Task data:
================

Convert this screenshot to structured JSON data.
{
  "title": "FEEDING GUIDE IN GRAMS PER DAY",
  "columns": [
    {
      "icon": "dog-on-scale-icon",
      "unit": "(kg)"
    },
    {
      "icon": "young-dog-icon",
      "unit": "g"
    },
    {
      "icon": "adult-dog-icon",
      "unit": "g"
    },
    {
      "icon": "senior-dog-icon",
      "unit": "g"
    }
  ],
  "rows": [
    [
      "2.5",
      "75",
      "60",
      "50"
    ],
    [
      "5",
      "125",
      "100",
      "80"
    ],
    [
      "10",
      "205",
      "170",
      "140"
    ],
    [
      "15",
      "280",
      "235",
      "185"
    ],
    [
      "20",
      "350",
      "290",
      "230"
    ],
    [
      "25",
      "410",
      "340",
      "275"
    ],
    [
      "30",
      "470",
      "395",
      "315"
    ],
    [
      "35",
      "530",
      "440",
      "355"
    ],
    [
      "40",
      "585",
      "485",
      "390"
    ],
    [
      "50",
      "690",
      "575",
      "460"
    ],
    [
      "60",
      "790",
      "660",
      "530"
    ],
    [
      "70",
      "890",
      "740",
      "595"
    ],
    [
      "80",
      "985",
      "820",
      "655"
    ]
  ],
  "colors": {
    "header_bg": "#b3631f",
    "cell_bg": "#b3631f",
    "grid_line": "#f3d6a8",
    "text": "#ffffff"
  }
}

================

Which lines of the material contain the string "icon"? List each of them.

Written answer:
      "icon": "dog-on-scale-icon",
      "icon": "young-dog-icon",
      "icon": "adult-dog-icon",
      "icon": "senior-dog-icon",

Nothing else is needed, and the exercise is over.